- _TASK REQUIREMENTS_
Pull every line that holds the word "сухой" from the entries.

Records contained in a dataset:
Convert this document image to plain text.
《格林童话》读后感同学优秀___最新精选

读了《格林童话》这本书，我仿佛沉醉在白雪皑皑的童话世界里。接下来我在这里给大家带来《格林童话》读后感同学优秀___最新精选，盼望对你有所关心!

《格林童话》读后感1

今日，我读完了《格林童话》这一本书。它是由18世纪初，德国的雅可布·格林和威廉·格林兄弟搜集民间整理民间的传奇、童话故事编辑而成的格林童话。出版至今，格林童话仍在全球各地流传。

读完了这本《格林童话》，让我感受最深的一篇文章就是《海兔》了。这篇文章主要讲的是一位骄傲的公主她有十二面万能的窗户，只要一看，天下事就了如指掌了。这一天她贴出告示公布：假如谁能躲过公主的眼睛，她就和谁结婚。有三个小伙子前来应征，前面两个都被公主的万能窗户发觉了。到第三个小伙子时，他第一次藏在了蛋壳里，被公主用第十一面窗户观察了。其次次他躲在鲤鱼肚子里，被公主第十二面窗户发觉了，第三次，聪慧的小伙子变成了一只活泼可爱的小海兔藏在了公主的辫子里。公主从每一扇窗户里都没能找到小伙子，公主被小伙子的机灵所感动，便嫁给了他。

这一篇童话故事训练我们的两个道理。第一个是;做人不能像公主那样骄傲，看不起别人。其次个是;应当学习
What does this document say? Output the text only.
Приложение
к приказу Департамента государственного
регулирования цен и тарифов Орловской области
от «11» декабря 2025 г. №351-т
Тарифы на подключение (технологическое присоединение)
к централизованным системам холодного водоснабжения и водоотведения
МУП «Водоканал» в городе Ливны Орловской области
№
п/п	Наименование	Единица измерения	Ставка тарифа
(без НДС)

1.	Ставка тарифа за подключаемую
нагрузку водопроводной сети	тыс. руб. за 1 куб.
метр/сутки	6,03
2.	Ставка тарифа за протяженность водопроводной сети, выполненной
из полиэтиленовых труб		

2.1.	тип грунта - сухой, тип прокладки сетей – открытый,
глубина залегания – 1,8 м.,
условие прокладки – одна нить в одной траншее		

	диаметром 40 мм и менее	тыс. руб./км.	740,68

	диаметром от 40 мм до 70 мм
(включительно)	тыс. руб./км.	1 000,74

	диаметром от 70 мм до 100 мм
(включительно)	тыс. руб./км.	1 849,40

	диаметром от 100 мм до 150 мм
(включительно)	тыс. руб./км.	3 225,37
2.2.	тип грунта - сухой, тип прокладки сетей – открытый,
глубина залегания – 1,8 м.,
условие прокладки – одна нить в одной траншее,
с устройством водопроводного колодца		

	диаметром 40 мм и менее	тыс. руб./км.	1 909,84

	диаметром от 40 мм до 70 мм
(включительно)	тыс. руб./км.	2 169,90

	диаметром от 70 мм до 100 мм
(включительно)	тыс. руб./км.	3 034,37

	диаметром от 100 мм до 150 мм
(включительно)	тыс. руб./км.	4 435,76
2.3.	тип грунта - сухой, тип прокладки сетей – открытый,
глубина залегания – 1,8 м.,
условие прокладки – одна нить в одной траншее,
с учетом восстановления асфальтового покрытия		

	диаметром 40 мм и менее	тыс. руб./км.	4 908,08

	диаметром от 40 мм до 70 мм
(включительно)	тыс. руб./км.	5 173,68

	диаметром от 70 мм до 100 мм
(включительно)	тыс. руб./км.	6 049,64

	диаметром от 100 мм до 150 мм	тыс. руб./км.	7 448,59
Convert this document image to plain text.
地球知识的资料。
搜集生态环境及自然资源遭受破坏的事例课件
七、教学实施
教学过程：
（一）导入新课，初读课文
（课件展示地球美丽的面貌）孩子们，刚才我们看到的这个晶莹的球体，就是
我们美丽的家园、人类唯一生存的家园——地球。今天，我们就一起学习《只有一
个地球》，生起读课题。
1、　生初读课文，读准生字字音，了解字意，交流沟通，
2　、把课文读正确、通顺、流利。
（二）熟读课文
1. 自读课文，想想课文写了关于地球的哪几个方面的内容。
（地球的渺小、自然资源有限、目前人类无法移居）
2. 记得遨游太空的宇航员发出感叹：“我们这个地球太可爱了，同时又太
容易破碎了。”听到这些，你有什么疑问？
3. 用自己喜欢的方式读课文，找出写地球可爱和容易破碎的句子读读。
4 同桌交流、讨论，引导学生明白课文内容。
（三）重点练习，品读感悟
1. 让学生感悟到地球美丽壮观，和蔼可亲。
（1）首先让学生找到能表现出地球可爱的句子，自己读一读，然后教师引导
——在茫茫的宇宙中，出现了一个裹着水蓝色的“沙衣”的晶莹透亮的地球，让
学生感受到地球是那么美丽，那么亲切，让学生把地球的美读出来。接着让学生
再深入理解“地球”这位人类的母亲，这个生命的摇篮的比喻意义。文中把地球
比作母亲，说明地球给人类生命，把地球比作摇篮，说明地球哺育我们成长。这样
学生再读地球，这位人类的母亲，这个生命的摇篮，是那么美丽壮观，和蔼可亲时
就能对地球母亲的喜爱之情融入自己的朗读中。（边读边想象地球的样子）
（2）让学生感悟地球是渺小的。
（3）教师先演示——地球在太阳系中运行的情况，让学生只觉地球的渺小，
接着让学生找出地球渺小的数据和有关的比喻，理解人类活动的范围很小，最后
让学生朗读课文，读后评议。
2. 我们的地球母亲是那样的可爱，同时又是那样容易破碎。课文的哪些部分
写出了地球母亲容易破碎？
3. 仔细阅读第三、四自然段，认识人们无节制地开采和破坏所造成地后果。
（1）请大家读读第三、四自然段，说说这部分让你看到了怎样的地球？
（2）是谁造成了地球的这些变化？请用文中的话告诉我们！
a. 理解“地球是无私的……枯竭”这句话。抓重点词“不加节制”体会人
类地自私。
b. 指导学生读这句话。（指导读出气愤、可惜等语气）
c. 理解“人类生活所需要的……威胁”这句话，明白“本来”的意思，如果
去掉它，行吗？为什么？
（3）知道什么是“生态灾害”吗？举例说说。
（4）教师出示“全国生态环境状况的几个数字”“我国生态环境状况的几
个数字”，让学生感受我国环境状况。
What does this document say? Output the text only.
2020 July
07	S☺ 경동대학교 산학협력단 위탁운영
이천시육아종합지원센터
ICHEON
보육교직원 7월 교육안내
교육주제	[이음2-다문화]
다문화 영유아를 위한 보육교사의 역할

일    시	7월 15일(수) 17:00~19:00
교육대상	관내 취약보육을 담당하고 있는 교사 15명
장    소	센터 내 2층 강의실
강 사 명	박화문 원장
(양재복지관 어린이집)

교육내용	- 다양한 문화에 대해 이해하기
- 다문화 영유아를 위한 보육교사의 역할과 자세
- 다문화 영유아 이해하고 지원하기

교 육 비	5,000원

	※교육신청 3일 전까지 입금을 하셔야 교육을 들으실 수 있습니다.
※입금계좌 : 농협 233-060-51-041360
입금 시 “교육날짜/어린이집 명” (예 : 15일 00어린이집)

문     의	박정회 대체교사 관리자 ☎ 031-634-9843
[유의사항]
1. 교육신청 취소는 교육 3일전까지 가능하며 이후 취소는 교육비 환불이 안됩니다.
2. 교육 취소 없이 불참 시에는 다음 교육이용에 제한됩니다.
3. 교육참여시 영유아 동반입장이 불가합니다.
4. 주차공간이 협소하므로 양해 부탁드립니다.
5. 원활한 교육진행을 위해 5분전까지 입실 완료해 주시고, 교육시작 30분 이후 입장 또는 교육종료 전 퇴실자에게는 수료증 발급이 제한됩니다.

- _ANSWER_
2.1.	тип грунта - сухой, тип прокладки сетей – открытый,
2.2.	тип грунта - сухой, тип прокладки сетей – открытый,
2.3.	тип грунта - сухой, тип прокладки сетей – открытый,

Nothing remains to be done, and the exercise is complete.